- _PROMPT_: Write the records below out again exactly as given, with no images.

— START OF EXERCISE MATERIAL —

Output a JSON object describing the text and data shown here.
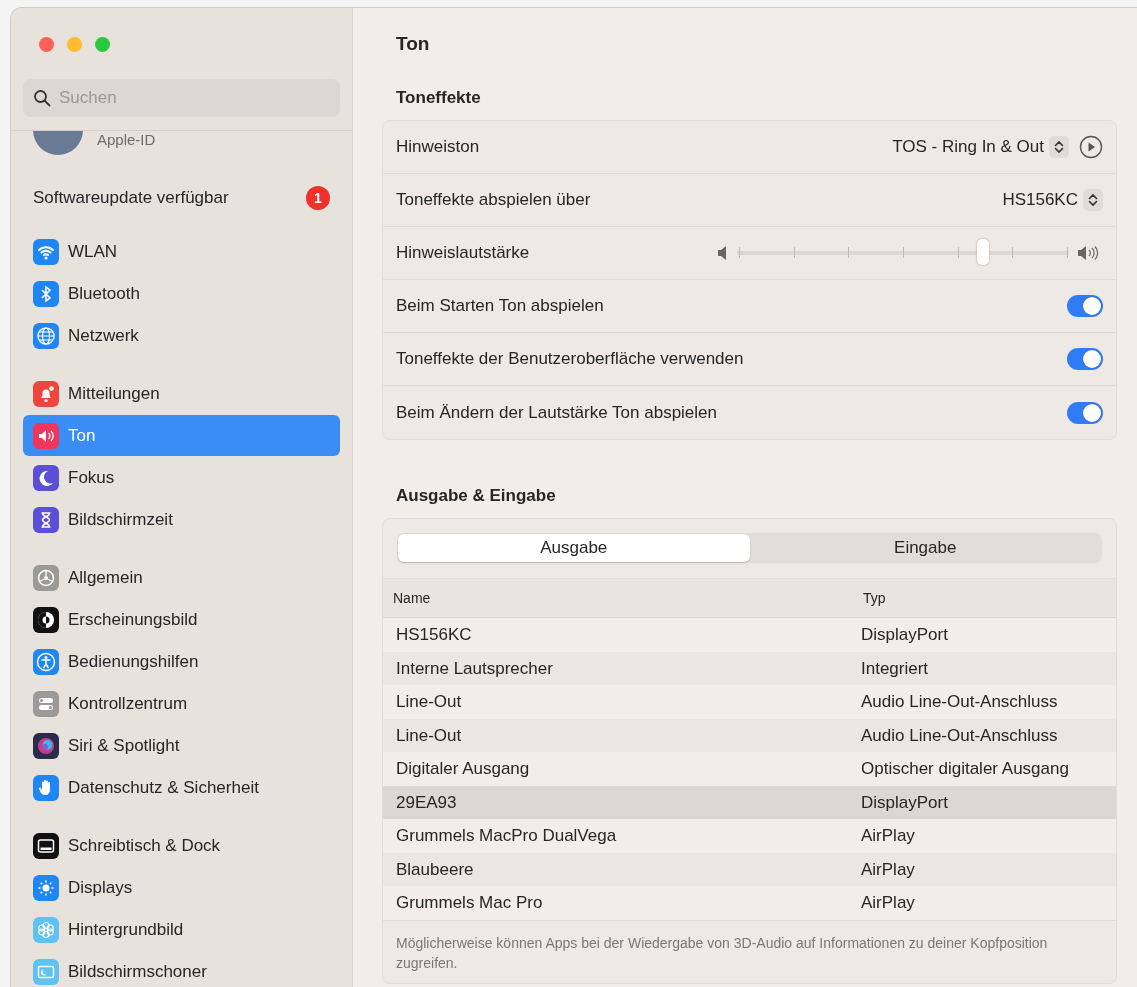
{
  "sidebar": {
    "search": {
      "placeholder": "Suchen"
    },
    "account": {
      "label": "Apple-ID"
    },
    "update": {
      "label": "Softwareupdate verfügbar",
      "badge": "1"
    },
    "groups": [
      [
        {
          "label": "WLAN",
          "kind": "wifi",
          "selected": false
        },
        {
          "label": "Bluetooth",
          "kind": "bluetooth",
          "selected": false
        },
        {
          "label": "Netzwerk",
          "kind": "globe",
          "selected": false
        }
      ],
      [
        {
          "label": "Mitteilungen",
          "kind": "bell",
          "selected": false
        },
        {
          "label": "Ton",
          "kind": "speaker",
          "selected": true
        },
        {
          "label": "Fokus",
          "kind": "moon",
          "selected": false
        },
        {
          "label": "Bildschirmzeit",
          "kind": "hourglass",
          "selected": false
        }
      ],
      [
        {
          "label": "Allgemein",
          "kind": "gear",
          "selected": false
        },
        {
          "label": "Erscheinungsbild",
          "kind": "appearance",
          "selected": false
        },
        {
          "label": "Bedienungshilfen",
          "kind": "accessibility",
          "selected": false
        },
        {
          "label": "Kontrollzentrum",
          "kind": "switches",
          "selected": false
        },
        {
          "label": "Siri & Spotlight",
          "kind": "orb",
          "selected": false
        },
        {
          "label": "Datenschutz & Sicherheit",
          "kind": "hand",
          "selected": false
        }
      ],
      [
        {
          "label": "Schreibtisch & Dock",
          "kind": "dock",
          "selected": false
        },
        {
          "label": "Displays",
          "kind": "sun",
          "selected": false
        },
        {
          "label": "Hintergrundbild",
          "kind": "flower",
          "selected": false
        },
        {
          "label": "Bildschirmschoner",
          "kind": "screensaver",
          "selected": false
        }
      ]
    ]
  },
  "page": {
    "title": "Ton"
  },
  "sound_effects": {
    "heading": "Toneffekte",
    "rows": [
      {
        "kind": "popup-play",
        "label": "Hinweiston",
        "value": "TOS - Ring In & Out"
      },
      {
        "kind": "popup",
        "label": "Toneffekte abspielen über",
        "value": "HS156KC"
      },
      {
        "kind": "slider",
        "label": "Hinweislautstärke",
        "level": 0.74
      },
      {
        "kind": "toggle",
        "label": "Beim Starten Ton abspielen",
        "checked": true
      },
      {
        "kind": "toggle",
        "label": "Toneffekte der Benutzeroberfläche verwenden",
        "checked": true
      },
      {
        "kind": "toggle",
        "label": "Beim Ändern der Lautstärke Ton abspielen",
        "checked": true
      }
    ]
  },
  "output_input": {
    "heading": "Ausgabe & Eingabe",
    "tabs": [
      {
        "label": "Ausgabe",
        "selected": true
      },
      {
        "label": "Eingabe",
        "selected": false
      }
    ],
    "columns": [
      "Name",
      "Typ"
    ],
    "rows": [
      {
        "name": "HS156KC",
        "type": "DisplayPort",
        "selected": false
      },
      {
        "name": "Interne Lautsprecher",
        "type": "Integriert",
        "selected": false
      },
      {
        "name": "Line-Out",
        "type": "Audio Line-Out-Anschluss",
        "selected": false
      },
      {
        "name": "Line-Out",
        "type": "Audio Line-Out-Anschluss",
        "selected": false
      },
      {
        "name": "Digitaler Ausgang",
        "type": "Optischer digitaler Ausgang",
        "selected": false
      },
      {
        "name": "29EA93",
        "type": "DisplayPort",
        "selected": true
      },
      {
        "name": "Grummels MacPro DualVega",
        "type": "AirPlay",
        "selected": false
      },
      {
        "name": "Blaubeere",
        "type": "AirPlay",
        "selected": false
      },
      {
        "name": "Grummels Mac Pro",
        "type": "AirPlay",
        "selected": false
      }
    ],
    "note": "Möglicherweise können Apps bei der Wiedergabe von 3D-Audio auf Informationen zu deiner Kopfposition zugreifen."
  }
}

— END OF EXERCISE MATERIAL —

- _COMPLETED TASK_:
Output a JSON object describing the text and data shown here.
{
  "sidebar": {
    "search": {
      "placeholder": "Suchen"
    },
    "account": {
      "label": "Apple-ID"
    },
    "update": {
      "label": "Softwareupdate verfügbar",
      "badge": "1"
    },
    "groups": [
      [
        {
          "label": "WLAN",
          "kind": "wifi",
          "selected": false
        },
        {
          "label": "Bluetooth",
          "kind": "bluetooth",
          "selected": false
        },
        {
          "label": "Netzwerk",
          "kind": "globe",
          "selected": false
        }
      ],
      [
        {
          "label": "Mitteilungen",
          "kind": "bell",
          "selected": false
        },
        {
          "label": "Ton",
          "kind": "speaker",
          "selected": true
        },
        {
          "label": "Fokus",
          "kind": "moon",
          "selected": false
        },
        {
          "label": "Bildschirmzeit",
          "kind": "hourglass",
          "selected": false
        }
      ],
      [
        {
          "label": "Allgemein",
          "kind": "gear",
          "selected": false
        },
        {
          "label": "Erscheinungsbild",
          "kind": "appearance",
          "selected": false
        },
        {
          "label": "Bedienungshilfen",
          "kind": "accessibility",
          "selected": false
        },
        {
          "label": "Kontrollzentrum",
          "kind": "switches",
          "selected": false
        },
        {
          "label": "Siri & Spotlight",
          "kind": "orb",
          "selected": false
        },
        {
          "label": "Datenschutz & Sicherheit",
          "kind": "hand",
          "selected": false
        }
      ],
      [
        {
          "label": "Schreibtisch & Dock",
          "kind": "dock",
          "selected": false
        },
        {
          "label": "Displays",
          "kind": "sun",
          "selected": false
        },
        {
          "label": "Hintergrundbild",
          "kind": "flower",
          "selected": false
        },
        {
          "label": "Bildschirmschoner",
          "kind": "screensaver",
          "selected": false
        }
      ]
    ]
  },
  "page": {
    "title": "Ton"
  },
  "sound_effects": {
    "heading": "Toneffekte",
    "rows": [
      {
        "kind": "popup-play",
        "label": "Hinweiston",
        "value": "TOS - Ring In & Out"
      },
      {
        "kind": "popup",
        "label": "Toneffekte abspielen über",
        "value": "HS156KC"
      },
      {
        "kind": "slider",
        "label": "Hinweislautstärke",
        "level": 0.74
      },
      {
        "kind": "toggle",
        "label": "Beim Starten Ton abspielen",
        "checked": true
      },
      {
        "kind": "toggle",
        "label": "Toneffekte der Benutzeroberfläche verwenden",
        "checked": true
      },
      {
        "kind": "toggle",
        "label": "Beim Ändern der Lautstärke Ton abspielen",
        "checked": true
      }
    ]
  },
  "output_input": {
    "heading": "Ausgabe & Eingabe",
    "tabs": [
      {
        "label": "Ausgabe",
        "selected": true
      },
      {
        "label": "Eingabe",
        "selected": false
      }
    ],
    "columns": [
      "Name",
      "Typ"
    ],
    "rows": [
      {
        "name": "HS156KC",
        "type": "DisplayPort",
        "selected": false
      },
      {
        "name": "Interne Lautsprecher",
        "type": "Integriert",
        "selected": false
      },
      {
        "name": "Line-Out",
        "type": "Audio Line-Out-Anschluss",
        "selected": false
      },
      {
        "name": "Line-Out",
        "type": "Audio Line-Out-Anschluss",
        "selected": false
      },
      {
        "name": "Digitaler Ausgang",
        "type": "Optischer digitaler Ausgang",
        "selected": false
      },
      {
        "name": "29EA93",
        "type": "DisplayPort",
        "selected": true
      },
      {
        "name": "Grummels MacPro DualVega",
        "type": "AirPlay",
        "selected": false
      },
      {
        "name": "Blaubeere",
        "type": "AirPlay",
        "selected": false
      },
      {
        "name": "Grummels Mac Pro",
        "type": "AirPlay",
        "selected": false
      }
    ],
    "note": "Möglicherweise können Apps bei der Wiedergabe von 3D-Audio auf Informationen zu deiner Kopfposition zugreifen."
  }
}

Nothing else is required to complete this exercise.